(Task objective):
All the data should come back exactly as it was given.

[Collected data]
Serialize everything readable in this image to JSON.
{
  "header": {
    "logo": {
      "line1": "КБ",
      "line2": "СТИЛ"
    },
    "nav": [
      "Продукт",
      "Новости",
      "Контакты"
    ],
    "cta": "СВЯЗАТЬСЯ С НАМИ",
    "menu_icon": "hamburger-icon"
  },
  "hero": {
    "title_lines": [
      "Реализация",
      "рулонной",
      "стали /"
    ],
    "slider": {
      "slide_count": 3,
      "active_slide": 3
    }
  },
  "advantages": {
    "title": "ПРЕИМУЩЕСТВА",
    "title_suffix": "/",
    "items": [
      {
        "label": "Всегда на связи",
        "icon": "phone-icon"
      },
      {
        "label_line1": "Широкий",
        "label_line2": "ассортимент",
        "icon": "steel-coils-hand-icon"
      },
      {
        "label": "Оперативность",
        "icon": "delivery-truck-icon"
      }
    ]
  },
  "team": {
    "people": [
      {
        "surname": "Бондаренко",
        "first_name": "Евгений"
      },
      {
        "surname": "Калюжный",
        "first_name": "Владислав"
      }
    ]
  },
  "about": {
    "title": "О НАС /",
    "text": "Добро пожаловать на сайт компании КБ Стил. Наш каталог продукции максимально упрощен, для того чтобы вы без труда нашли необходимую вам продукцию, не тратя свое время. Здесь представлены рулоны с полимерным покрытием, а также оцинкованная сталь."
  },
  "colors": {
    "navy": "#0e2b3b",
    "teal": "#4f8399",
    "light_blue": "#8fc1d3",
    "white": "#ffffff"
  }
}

(The completed task):
Serialize everything readable in this image to JSON.
{
  "header": {
    "logo": {
      "line1": "КБ",
      "line2": "СТИЛ"
    },
    "nav": [
      "Продукт",
      "Новости",
      "Контакты"
    ],
    "cta": "СВЯЗАТЬСЯ С НАМИ",
    "menu_icon": "hamburger-icon"
  },
  "hero": {
    "title_lines": [
      "Реализация",
      "рулонной",
      "стали /"
    ],
    "slider": {
      "slide_count": 3,
      "active_slide": 3
    }
  },
  "advantages": {
    "title": "ПРЕИМУЩЕСТВА",
    "title_suffix": "/",
    "items": [
      {
        "label": "Всегда на связи",
        "icon": "phone-icon"
      },
      {
        "label_line1": "Широкий",
        "label_line2": "ассортимент",
        "icon": "steel-coils-hand-icon"
      },
      {
        "label": "Оперативность",
        "icon": "delivery-truck-icon"
      }
    ]
  },
  "team": {
    "people": [
      {
        "surname": "Бондаренко",
        "first_name": "Евгений"
      },
      {
        "surname": "Калюжный",
        "first_name": "Владислав"
      }
    ]
  },
  "about": {
    "title": "О НАС /",
    "text": "Добро пожаловать на сайт компании КБ Стил. Наш каталог продукции максимально упрощен, для того чтобы вы без труда нашли необходимую вам продукцию, не тратя свое время. Здесь представлены рулоны с полимерным покрытием, а также оцинкованная сталь."
  },
  "colors": {
    "navy": "#0e2b3b",
    "teal": "#4f8399",
    "light_blue": "#8fc1d3",
    "white": "#ffffff"
  }
}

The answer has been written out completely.